▸ **Exercise aim**: Return all of the lines below exactly as they are.
[Begin The records]
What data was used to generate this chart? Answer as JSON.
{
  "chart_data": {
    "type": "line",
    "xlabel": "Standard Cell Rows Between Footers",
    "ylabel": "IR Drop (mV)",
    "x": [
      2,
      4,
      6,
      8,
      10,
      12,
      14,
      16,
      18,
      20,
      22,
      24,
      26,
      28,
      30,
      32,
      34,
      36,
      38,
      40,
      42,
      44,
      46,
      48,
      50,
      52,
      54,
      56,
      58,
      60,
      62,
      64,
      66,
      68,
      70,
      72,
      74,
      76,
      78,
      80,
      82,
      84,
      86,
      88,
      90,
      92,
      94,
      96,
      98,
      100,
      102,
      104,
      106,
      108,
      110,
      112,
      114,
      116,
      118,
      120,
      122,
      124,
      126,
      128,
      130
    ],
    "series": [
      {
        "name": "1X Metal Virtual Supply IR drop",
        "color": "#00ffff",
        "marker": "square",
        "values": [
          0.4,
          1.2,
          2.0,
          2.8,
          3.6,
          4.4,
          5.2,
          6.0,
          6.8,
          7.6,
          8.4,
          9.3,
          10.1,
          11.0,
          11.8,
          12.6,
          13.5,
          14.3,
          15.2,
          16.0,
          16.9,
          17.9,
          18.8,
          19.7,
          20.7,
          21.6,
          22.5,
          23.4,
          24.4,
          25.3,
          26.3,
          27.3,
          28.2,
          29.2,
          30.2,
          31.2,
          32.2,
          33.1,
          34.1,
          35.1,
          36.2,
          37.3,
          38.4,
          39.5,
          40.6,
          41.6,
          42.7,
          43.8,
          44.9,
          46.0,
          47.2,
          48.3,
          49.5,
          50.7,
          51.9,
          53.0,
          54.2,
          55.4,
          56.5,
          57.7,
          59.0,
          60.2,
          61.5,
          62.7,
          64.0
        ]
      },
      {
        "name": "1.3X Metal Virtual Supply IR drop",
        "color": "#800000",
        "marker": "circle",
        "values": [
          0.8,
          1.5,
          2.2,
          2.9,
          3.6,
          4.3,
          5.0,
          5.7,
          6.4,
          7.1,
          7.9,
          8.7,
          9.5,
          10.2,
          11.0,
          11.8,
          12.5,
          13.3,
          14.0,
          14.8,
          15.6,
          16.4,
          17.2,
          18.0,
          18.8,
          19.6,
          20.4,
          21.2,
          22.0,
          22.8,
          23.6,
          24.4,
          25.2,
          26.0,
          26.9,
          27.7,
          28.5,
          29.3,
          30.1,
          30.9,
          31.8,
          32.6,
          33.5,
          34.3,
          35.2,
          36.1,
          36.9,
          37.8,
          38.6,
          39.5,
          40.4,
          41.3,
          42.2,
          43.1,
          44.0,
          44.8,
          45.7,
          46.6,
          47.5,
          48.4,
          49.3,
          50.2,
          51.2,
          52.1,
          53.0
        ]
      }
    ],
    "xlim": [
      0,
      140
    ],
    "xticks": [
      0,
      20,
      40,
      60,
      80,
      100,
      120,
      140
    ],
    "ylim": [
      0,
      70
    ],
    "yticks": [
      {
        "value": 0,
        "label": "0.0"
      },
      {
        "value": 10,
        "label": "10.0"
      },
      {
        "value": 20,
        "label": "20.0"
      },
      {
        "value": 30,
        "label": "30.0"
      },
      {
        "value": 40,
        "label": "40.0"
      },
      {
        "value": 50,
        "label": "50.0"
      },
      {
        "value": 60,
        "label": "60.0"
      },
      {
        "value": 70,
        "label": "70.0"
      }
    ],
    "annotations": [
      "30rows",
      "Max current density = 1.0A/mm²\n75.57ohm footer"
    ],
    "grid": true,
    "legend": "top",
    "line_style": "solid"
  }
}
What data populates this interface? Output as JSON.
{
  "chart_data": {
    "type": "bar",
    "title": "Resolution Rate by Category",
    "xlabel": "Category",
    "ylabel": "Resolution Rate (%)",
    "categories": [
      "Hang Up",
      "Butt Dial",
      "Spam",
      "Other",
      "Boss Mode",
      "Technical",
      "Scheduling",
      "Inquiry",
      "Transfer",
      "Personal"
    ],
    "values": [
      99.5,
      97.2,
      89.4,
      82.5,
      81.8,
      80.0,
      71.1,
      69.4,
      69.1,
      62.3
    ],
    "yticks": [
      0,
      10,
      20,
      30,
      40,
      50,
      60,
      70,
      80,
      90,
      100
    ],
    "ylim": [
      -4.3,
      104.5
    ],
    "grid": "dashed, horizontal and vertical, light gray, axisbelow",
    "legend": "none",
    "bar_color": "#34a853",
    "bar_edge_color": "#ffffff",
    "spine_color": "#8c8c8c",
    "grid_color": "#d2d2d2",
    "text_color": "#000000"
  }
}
[End The records]
▸ **Answer**:
What data was used to generate this chart? Answer as JSON.
{
  "chart_data": {
    "type": "line",
    "xlabel": "Standard Cell Rows Between Footers",
    "ylabel": "IR Drop (mV)",
    "x": [
      2,
      4,
      6,
      8,
      10,
      12,
      14,
      16,
      18,
      20,
      22,
      24,
      26,
      28,
      30,
      32,
      34,
      36,
      38,
      40,
      42,
      44,
      46,
      48,
      50,
      52,
      54,
      56,
      58,
      60,
      62,
      64,
      66,
      68,
      70,
      72,
      74,
      76,
      78,
      80,
      82,
      84,
      86,
      88,
      90,
      92,
      94,
      96,
      98,
      100,
      102,
      104,
      106,
      108,
      110,
      112,
      114,
      116,
      118,
      120,
      122,
      124,
      126,
      128,
      130
    ],
    "series": [
      {
        "name": "1X Metal Virtual Supply IR drop",
        "color": "#00ffff",
        "marker": "square",
        "values": [
          0.4,
          1.2,
          2.0,
          2.8,
          3.6,
          4.4,
          5.2,
          6.0,
          6.8,
          7.6,
          8.4,
          9.3,
          10.1,
          11.0,
          11.8,
          12.6,
          13.5,
          14.3,
          15.2,
          16.0,
          16.9,
          17.9,
          18.8,
          19.7,
          20.7,
          21.6,
          22.5,
          23.4,
          24.4,
          25.3,
          26.3,
          27.3,
          28.2,
          29.2,
          30.2,
          31.2,
          32.2,
          33.1,
          34.1,
          35.1,
          36.2,
          37.3,
          38.4,
          39.5,
          40.6,
          41.6,
          42.7,
          43.8,
          44.9,
          46.0,
          47.2,
          48.3,
          49.5,
          50.7,
          51.9,
          53.0,
          54.2,
          55.4,
          56.5,
          57.7,
          59.0,
          60.2,
          61.5,
          62.7,
          64.0
        ]
      },
      {
        "name": "1.3X Metal Virtual Supply IR drop",
        "color": "#800000",
        "marker": "circle",
        "values": [
          0.8,
          1.5,
          2.2,
          2.9,
          3.6,
          4.3,
          5.0,
          5.7,
          6.4,
          7.1,
          7.9,
          8.7,
          9.5,
          10.2,
          11.0,
          11.8,
          12.5,
          13.3,
          14.0,
          14.8,
          15.6,
          16.4,
          17.2,
          18.0,
          18.8,
          19.6,
          20.4,
          21.2,
          22.0,
          22.8,
          23.6,
          24.4,
          25.2,
          26.0,
          26.9,
          27.7,
          28.5,
          29.3,
          30.1,
          30.9,
          31.8,
          32.6,
          33.5,
          34.3,
          35.2,
          36.1,
          36.9,
          37.8,
          38.6,
          39.5,
          40.4,
          41.3,
          42.2,
          43.1,
          44.0,
          44.8,
          45.7,
          46.6,
          47.5,
          48.4,
          49.3,
          50.2,
          51.2,
          52.1,
          53.0
        ]
      }
    ],
    "xlim": [
      0,
      140
    ],
    "xticks": [
      0,
      20,
      40,
      60,
      80,
      100,
      120,
      140
    ],
    "ylim": [
      0,
      70
    ],
    "yticks": [
      {
        "value": 0,
        "label": "0.0"
      },
      {
        "value": 10,
        "label": "10.0"
      },
      {
        "value": 20,
        "label": "20.0"
      },
      {
        "value": 30,
        "label": "30.0"
      },
      {
        "value": 40,
        "label": "40.0"
      },
      {
        "value": 50,
        "label": "50.0"
      },
      {
        "value": 60,
        "label": "60.0"
      },
      {
        "value": 70,
        "label": "70.0"
      }
    ],
    "annotations": [
      "30rows",
      "Max current density = 1.0A/mm²\n75.57ohm footer"
    ],
    "grid": true,
    "legend": "top",
    "line_style": "solid"
  }
}
What data populates this interface? Output as JSON.
{
  "chart_data": {
    "type": "bar",
    "title": "Resolution Rate by Category",
    "xlabel": "Category",
    "ylabel": "Resolution Rate (%)",
    "categories": [
      "Hang Up",
      "Butt Dial",
      "Spam",
      "Other",
      "Boss Mode",
      "Technical",
      "Scheduling",
      "Inquiry",
      "Transfer",
      "Personal"
    ],
    "values": [
      99.5,
      97.2,
      89.4,
      82.5,
      81.8,
      80.0,
      71.1,
      69.4,
      69.1,
      62.3
    ],
    "yticks": [
      0,
      10,
      20,
      30,
      40,
      50,
      60,
      70,
      80,
      90,
      100
    ],
    "ylim": [
      -4.3,
      104.5
    ],
    "grid": "dashed, horizontal and vertical, light gray, axisbelow",
    "legend": "none",
    "bar_color": "#34a853",
    "bar_edge_color": "#ffffff",
    "spine_color": "#8c8c8c",
    "grid_color": "#d2d2d2",
    "text_color": "#000000"
  }
}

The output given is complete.